START DOCUMENT PASSAGE

# Puppy has thin hair spots on head



## melbur1983 (Feb 11, 2012)

Hi, I put a deposit down on a chi puppy and I went to look at her for the second time tonight and noticed that she had some very thin hair spots in front of her ears on her head, and on the back of her ears, and the top of her head. It wasn't completely bald but looked very thin, as you could see her skin under it. It almost looked like a balding old man. The mother also had these thin hair spots on her head. The breeder said that it was normal for the mom's to get thin hair spots when they are nursing, but I'm wondering if this is normal for the puppy and if my puppy will always be "bald" or if the hair will fill in. Is this normal for chi pups and does anyone have any knowledge or experience with it? Right now the pup is 6 weeks old. Any advice appreciated. Thanks!


----------



## michele (Jan 12, 2009)

Could be fleas / flea allergy/ mites /mange ???


----------



## Brodysmom (Jan 8, 2009)

A 6 week old puppy should have a full head of hair. It should be thick and shiny, not thin or bare. This is probably a genetic trait passed on from the mom, especially if there is a blue color in the line. You can google CDA (color dilution alopecia) for more information. If you don't like the look of the mom with the thinning, balding hair - then I would pass on the puppy. It's very likely this puppy will grow up to look like mom.


----------

END DOCUMENT PASSAGE
START STORED DATA

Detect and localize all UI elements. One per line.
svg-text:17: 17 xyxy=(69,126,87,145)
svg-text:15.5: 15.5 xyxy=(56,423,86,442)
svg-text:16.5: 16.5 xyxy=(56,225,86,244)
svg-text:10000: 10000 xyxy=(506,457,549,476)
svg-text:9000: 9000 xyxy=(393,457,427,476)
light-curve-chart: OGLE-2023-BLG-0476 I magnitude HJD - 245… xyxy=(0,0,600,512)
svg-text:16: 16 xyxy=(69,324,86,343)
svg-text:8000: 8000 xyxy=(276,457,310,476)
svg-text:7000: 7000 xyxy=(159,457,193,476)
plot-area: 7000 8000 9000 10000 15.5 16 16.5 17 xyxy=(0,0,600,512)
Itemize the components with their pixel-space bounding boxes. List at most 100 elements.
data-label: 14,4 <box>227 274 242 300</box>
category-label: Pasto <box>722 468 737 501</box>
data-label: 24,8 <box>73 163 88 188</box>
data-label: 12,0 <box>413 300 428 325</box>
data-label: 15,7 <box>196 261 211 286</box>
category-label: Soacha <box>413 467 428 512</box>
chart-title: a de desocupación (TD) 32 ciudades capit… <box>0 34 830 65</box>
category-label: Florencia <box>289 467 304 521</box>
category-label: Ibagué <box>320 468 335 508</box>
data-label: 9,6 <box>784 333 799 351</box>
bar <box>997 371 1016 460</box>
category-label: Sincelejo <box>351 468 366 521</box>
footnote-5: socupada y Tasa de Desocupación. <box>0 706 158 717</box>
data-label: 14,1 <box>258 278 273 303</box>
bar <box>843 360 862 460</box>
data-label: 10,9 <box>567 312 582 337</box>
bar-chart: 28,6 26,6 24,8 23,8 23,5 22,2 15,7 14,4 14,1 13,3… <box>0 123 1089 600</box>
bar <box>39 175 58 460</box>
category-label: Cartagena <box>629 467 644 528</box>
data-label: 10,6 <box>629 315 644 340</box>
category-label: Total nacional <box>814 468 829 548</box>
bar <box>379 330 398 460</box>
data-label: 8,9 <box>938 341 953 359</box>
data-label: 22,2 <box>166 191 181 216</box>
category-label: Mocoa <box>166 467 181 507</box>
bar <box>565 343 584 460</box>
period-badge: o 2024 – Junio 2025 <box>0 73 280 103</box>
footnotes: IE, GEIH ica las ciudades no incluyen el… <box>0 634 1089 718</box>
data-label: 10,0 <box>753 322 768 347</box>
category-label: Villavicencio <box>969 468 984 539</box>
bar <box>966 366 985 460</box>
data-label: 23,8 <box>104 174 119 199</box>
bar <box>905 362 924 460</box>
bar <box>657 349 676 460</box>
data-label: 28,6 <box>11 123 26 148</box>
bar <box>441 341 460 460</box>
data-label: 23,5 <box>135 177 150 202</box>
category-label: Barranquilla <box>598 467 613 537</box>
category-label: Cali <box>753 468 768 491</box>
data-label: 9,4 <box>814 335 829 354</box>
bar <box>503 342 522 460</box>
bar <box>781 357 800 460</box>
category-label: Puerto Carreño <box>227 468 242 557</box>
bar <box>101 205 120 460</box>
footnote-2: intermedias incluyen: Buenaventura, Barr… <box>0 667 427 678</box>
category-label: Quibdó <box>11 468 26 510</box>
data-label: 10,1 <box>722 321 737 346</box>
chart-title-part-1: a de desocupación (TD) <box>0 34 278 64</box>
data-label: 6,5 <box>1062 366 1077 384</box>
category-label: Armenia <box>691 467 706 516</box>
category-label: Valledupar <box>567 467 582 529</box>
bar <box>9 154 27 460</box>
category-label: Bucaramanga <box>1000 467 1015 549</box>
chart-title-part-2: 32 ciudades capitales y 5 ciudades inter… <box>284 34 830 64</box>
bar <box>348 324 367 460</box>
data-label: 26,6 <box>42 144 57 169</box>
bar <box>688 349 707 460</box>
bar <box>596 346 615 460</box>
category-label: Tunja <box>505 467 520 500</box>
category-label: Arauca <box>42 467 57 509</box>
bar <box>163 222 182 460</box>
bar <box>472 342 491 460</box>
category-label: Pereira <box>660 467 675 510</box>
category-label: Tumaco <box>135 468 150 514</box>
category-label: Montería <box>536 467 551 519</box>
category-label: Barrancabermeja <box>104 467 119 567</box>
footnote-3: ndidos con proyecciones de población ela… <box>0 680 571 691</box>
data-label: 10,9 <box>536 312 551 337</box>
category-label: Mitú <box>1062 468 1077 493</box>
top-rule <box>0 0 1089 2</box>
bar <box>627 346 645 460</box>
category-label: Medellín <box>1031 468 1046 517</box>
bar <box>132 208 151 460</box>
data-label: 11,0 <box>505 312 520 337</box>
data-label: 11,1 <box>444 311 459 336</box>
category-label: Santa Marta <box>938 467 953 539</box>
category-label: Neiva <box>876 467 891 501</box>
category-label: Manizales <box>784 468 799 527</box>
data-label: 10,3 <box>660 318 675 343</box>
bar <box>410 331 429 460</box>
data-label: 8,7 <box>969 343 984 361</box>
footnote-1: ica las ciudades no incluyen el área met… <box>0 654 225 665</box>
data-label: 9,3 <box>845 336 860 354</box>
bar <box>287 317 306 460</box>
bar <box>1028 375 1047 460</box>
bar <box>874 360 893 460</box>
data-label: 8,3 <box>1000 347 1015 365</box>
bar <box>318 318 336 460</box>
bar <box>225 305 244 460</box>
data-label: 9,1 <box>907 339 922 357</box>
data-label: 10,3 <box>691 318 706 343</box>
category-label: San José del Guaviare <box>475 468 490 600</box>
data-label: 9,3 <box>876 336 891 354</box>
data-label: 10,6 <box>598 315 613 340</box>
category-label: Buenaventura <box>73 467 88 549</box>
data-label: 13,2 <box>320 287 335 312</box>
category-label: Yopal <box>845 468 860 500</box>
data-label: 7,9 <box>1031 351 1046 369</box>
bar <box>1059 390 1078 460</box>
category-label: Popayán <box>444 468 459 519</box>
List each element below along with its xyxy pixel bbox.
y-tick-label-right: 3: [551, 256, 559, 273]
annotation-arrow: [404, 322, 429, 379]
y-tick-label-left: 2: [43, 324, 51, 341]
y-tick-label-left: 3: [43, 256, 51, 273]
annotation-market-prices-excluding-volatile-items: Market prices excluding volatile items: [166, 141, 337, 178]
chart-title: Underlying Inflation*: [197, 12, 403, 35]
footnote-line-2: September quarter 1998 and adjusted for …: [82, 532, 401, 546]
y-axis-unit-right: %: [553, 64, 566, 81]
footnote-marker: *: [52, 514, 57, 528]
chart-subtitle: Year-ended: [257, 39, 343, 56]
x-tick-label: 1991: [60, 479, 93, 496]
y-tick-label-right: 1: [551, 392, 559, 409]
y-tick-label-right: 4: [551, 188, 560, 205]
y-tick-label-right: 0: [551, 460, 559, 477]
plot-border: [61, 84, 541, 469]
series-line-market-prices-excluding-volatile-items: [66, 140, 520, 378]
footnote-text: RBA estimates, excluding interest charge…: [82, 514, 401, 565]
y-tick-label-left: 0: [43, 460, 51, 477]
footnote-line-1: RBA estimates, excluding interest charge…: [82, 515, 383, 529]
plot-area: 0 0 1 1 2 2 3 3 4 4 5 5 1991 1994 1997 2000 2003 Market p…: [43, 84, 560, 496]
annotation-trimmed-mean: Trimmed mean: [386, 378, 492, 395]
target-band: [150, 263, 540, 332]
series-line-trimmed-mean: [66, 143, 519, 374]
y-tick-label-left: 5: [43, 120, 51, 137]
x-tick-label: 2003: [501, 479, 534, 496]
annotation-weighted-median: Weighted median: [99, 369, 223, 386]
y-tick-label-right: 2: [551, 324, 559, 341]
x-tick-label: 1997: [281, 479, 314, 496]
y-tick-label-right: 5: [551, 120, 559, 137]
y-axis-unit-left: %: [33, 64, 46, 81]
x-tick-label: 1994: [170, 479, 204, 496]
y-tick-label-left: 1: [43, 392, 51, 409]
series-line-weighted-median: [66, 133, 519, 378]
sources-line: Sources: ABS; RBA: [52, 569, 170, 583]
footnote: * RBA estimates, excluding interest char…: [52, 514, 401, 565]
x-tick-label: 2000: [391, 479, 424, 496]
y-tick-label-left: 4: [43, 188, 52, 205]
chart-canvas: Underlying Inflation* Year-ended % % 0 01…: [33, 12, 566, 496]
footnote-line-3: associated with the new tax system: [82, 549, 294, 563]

END STORED DATA

### EXERCISES:
(1) Repeat word for word the part of the thread about the puppy's thin hair spots that opens with the words containing "## melbur1983 (Feb" and closes with "(Jan 12, 2009)".
(2) In the thread about the puppy's thin hair spots, what reason did the breeder give for the mother's thin hair spots?

### TASK RESPONSES:
(1)
## melbur1983 (Feb 11, 2012)

Hi, I put a deposit down on a chi puppy and I went to look at her for the second time tonight and noticed that she had some very thin hair spots in front of her ears on her head, and on the back of her ears, and the top of her head. It wasn't completely bald but looked very thin, as you could see her skin under it. It almost looked like a balding old man. The mother also had these thin hair spots on her head. The breeder said that it was normal for the mom's to get thin hair spots when they are nursing, but I'm wondering if this is normal for the puppy and if my puppy will always be "bald" or if the hair will fill in. Is this normal for chi pups and does anyone have any knowledge or experience with it? Right now the pup is 6 weeks old. Any advice appreciated. Thanks!


----------



## michele (Jan 12, 2009)

(2) The breeder said it is normal for mothers to get thin hair spots while they are nursing.